#### Aim of the exercise
From the listing below, copy every line with the word "that".

####################

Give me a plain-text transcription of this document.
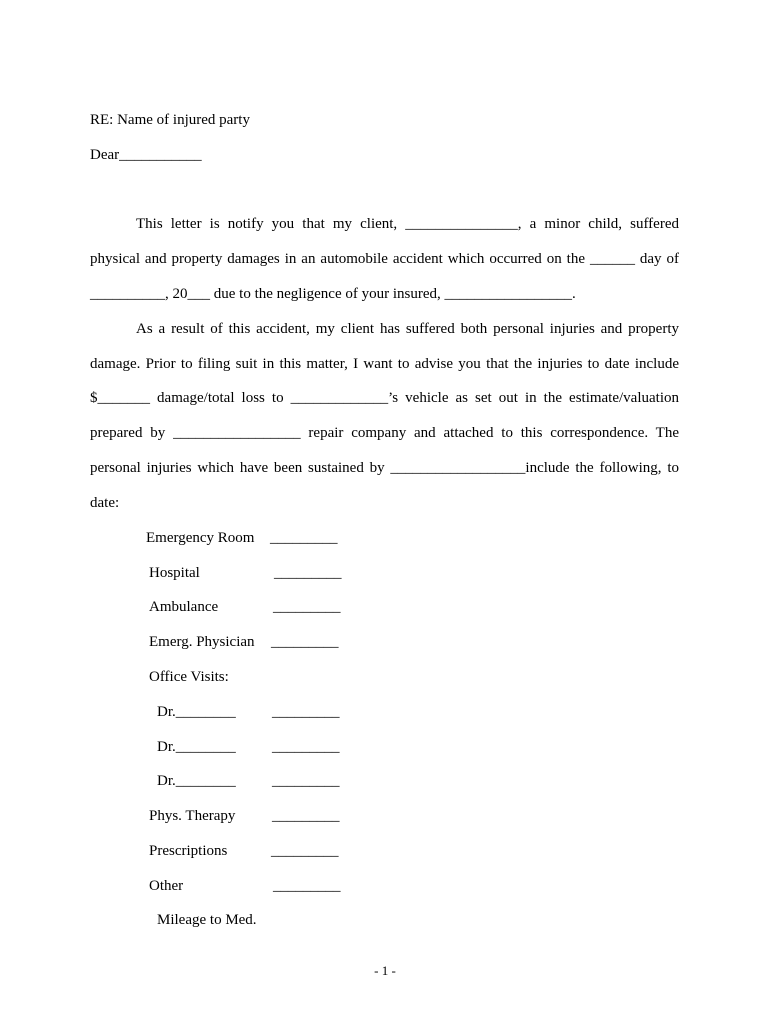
RE: Name of injured party
Dear___________
This letter is notify you that my client, _______________, a minor child, suffered
physical and property damages in an automobile accident which occurred on the ______ day of
__________, 20___ due to the negligence of your insured, _________________.
As a result of this accident, my client has suffered both personal injuries and property
damage. Prior to filing suit in this matter, I want to advise you that the injuries to date include
$_______ damage/total loss to _____________’s vehicle as set out in the estimate/valuation
prepared by _________________ repair company and attached to this correspondence. The
personal injuries which have been sustained by __________________include the following, to
date:
Emergency Room _________
Hospital	_________
Ambulance	_________
Emerg. Physician _________
Office Visits:
Dr.________ _________
Dr.________ _________
Dr.________ _________
Phys. Therapy _________
Prescriptions	_________
Other	_________
Mileage to Med.
- 1 -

####################

#### Exercise output
This letter is notify you that my client, _______________, a minor child, suffered
damage. Prior to filing suit in this matter, I want to advise you that the injuries to date include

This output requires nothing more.